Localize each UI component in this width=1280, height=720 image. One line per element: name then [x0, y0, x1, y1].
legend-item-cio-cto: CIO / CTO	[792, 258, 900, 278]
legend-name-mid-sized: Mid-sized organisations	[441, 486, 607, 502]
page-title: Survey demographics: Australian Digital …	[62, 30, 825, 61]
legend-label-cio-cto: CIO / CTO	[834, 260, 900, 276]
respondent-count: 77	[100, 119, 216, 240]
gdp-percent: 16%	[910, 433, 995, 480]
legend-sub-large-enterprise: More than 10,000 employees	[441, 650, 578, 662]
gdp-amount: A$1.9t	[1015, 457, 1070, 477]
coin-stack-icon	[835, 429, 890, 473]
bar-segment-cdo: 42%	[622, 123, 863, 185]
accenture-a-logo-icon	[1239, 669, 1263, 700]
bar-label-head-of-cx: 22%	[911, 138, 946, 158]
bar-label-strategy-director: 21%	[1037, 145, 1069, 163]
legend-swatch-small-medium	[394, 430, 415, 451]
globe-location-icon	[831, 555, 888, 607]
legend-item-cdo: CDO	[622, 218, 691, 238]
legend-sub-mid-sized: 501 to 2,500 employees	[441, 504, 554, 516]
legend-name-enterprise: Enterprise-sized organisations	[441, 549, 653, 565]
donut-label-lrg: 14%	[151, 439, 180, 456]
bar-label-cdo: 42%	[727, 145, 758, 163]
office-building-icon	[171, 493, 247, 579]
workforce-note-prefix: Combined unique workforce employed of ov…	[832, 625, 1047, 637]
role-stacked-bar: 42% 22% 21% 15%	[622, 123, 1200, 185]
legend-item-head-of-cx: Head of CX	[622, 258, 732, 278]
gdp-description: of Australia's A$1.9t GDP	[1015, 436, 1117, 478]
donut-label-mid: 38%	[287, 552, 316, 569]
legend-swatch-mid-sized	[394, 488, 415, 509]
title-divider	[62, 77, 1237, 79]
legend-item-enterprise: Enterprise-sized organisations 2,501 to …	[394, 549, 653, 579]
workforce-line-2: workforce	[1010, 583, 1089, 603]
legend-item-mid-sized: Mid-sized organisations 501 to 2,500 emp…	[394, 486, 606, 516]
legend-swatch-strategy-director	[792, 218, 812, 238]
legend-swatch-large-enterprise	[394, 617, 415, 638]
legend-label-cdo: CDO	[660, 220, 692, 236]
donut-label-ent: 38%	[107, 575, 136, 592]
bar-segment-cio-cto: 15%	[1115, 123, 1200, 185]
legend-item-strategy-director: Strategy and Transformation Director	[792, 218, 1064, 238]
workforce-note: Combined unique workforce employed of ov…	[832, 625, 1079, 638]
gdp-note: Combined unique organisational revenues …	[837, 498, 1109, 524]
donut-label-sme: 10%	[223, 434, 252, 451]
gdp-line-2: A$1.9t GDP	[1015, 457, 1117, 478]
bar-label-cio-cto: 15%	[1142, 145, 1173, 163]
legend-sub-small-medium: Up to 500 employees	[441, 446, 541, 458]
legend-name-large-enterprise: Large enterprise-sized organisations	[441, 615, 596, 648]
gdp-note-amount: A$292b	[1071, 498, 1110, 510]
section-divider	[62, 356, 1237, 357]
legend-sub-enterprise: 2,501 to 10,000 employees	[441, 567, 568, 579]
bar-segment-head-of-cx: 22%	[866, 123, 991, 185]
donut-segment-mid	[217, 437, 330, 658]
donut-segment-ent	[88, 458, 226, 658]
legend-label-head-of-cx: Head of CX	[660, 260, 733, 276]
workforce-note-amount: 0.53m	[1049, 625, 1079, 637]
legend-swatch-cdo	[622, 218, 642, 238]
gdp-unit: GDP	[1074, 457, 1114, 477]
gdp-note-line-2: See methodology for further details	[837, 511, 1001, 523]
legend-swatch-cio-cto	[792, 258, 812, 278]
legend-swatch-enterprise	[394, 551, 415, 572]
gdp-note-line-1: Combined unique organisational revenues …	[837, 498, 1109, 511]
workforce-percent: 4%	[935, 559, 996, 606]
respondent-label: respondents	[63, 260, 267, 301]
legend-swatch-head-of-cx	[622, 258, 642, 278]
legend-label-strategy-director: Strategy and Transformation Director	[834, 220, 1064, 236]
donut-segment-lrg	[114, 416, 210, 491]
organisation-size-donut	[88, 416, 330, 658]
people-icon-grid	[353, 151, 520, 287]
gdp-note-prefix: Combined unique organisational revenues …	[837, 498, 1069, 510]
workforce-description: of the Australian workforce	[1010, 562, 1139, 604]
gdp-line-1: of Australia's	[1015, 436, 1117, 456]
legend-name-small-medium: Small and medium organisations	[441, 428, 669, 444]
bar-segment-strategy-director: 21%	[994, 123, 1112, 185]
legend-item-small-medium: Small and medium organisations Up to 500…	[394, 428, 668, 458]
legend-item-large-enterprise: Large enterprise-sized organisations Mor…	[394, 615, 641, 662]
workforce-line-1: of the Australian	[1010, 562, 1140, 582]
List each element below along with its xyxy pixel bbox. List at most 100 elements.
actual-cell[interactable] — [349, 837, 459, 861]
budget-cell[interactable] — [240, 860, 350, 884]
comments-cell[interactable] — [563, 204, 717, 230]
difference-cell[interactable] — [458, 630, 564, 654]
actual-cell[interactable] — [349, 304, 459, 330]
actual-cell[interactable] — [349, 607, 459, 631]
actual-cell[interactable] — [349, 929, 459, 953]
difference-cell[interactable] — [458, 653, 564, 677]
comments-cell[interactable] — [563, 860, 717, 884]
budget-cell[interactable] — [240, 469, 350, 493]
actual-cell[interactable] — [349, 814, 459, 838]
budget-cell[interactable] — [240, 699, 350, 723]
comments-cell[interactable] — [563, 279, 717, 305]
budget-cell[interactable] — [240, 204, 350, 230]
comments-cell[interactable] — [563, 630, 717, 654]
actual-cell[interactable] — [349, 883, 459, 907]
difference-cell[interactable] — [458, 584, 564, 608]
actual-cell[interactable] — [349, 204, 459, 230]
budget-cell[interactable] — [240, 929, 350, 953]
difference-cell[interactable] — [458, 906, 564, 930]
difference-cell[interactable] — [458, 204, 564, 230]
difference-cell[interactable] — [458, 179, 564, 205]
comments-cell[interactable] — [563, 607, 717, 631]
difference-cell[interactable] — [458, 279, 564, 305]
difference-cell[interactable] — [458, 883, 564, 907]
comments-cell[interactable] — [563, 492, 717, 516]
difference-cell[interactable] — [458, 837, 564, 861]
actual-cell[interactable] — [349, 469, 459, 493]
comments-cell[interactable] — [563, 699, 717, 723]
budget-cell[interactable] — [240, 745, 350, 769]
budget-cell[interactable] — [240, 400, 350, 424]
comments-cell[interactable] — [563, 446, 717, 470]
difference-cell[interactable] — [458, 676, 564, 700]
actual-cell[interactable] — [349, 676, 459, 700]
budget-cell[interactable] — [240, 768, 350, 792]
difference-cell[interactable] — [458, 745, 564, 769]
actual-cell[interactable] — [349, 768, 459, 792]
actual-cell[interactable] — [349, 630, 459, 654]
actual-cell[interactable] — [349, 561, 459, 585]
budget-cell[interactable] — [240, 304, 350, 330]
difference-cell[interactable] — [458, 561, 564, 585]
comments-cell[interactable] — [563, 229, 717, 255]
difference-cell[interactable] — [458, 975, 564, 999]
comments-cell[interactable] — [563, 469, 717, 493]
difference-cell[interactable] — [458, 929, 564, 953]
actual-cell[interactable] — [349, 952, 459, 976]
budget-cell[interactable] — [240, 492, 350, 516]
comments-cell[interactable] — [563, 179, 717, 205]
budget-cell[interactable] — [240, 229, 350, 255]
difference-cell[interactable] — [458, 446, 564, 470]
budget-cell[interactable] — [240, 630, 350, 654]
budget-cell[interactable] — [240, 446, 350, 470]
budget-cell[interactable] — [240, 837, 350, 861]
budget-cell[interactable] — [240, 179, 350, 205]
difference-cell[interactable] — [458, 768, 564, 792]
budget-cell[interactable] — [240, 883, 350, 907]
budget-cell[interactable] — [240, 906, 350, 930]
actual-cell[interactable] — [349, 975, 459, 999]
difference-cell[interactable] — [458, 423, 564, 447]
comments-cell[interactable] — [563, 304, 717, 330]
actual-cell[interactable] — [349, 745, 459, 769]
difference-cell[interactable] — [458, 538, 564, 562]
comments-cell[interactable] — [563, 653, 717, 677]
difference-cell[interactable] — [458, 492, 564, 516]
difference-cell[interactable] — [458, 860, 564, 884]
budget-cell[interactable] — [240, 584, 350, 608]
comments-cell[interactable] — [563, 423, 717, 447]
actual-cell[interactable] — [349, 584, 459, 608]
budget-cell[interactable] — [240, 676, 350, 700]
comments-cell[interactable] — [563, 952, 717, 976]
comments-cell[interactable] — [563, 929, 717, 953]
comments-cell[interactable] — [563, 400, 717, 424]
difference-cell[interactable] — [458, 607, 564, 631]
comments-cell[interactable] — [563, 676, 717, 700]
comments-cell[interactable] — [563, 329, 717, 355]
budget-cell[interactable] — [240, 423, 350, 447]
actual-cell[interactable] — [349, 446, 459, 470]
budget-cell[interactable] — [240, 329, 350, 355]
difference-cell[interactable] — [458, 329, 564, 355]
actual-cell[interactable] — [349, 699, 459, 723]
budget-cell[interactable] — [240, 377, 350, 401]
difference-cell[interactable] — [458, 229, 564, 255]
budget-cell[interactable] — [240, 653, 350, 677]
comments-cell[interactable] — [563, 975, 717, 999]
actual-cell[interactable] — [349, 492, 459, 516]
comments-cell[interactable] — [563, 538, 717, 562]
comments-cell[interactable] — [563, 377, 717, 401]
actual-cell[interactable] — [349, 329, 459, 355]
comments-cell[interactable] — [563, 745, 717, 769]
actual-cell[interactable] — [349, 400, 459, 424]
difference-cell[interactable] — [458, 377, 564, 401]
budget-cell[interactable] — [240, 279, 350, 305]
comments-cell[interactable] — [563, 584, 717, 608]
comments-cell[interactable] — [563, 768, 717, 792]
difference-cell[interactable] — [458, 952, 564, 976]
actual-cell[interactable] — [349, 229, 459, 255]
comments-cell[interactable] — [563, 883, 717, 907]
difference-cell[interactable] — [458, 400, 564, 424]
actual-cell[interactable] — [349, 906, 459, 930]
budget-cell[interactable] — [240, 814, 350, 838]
**********
* _What to do_: Reproduce the material above verbatim, starting at its first line and ending at the line containing "218, 691, 238]", with both of those lines included.

* _Task answer_:
Localize each UI component in this width=1280, height=720 image. One line per element: name then [x0, y0, x1, y1].
legend-item-cio-cto: CIO / CTO	[792, 258, 900, 278]
legend-name-mid-sized: Mid-sized organisations	[441, 486, 607, 502]
page-title: Survey demographics: Australian Digital …	[62, 30, 825, 61]
legend-label-cio-cto: CIO / CTO	[834, 260, 900, 276]
respondent-count: 77	[100, 119, 216, 240]
gdp-percent: 16%	[910, 433, 995, 480]
legend-sub-large-enterprise: More than 10,000 employees	[441, 650, 578, 662]
gdp-amount: A$1.9t	[1015, 457, 1070, 477]
coin-stack-icon	[835, 429, 890, 473]
bar-segment-cdo: 42%	[622, 123, 863, 185]
accenture-a-logo-icon	[1239, 669, 1263, 700]
bar-label-head-of-cx: 22%	[911, 138, 946, 158]
bar-label-strategy-director: 21%	[1037, 145, 1069, 163]
legend-swatch-small-medium	[394, 430, 415, 451]
globe-location-icon	[831, 555, 888, 607]
legend-item-cdo: CDO	[622, 218, 691, 238]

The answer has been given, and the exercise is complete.